____ Source material
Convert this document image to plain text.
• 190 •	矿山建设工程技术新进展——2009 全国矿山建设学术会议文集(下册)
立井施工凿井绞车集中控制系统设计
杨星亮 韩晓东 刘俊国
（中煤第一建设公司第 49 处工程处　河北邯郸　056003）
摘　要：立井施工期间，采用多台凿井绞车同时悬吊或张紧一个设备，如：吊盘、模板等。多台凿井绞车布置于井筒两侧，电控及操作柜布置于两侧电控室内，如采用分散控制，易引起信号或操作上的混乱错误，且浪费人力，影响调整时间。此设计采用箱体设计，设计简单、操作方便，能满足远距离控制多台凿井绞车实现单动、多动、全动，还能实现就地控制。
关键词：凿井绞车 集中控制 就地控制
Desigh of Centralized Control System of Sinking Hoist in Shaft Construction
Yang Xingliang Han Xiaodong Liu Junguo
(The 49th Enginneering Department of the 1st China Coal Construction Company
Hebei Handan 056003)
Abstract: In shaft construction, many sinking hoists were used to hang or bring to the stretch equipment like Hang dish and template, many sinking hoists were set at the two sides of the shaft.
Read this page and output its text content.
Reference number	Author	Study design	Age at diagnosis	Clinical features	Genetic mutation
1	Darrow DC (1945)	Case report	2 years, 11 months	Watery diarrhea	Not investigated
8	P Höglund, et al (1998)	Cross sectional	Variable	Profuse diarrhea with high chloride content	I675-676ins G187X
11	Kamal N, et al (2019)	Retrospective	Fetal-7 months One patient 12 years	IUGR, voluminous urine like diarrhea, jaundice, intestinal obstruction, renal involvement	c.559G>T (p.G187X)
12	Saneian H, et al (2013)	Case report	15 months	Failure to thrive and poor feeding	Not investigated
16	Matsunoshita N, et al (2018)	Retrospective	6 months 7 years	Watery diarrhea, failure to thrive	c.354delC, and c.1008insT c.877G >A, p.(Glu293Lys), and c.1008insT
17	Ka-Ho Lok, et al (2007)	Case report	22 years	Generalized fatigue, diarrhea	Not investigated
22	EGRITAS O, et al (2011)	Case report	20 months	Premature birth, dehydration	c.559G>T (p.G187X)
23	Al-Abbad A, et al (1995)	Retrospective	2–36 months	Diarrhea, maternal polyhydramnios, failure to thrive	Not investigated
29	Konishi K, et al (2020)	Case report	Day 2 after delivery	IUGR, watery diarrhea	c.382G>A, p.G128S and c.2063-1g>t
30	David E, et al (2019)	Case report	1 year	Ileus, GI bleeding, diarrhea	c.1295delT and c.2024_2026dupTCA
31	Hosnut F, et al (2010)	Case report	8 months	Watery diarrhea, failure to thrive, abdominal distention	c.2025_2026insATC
________
Task description ▸
Each record must be returned exactly as it is written.

Output below ▸
Convert this document image to plain text.
• 190 •	矿山建设工程技术新进展——2009 全国矿山建设学术会议文集(下册)
立井施工凿井绞车集中控制系统设计
杨星亮 韩晓东 刘俊国
（中煤第一建设公司第 49 处工程处　河北邯郸　056003）
摘　要：立井施工期间，采用多台凿井绞车同时悬吊或张紧一个设备，如：吊盘、模板等。多台凿井绞车布置于井筒两侧，电控及操作柜布置于两侧电控室内，如采用分散控制，易引起信号或操作上的混乱错误，且浪费人力，影响调整时间。此设计采用箱体设计，设计简单、操作方便，能满足远距离控制多台凿井绞车实现单动、多动、全动，还能实现就地控制。
关键词：凿井绞车 集中控制 就地控制
Desigh of Centralized Control System of Sinking Hoist in Shaft Construction
Yang Xingliang Han Xiaodong Liu Junguo
(The 49th Enginneering Department of the 1st China Coal Construction Company
Hebei Handan 056003)
Abstract: In shaft construction, many sinking hoists were used to hang or bring to the stretch equipment like Hang dish and template, many sinking hoists were set at the two sides of the shaft.
Read this page and output its text content.
Reference number	Author	Study design	Age at diagnosis	Clinical features	Genetic mutation
1	Darrow DC (1945)	Case report	2 years, 11 months	Watery diarrhea	Not investigated
8	P Höglund, et al (1998)	Cross sectional	Variable	Profuse diarrhea with high chloride content	I675-676ins G187X
11	Kamal N, et al (2019)	Retrospective	Fetal-7 months One patient 12 years	IUGR, voluminous urine like diarrhea, jaundice, intestinal obstruction, renal involvement	c.559G>T (p.G187X)
12	Saneian H, et al (2013)	Case report	15 months	Failure to thrive and poor feeding	Not investigated
16	Matsunoshita N, et al (2018)	Retrospective	6 months 7 years	Watery diarrhea, failure to thrive	c.354delC, and c.1008insT c.877G >A, p.(Glu293Lys), and c.1008insT
17	Ka-Ho Lok, et al (2007)	Case report	22 years	Generalized fatigue, diarrhea	Not investigated
22	EGRITAS O, et al (2011)	Case report	20 months	Premature birth, dehydration	c.559G>T (p.G187X)
23	Al-Abbad A, et al (1995)	Retrospective	2–36 months	Diarrhea, maternal polyhydramnios, failure to thrive	Not investigated
29	Konishi K, et al (2020)	Case report	Day 2 after delivery	IUGR, watery diarrhea	c.382G>A, p.G128S and c.2063-1g>t
30	David E, et al (2019)	Case report	1 year	Ileus, GI bleeding, diarrhea	c.1295delT and c.2024_2026dupTCA
31	Hosnut F, et al (2010)	Case report	8 months	Watery diarrhea, failure to thrive, abdominal distention	c.2025_2026insATC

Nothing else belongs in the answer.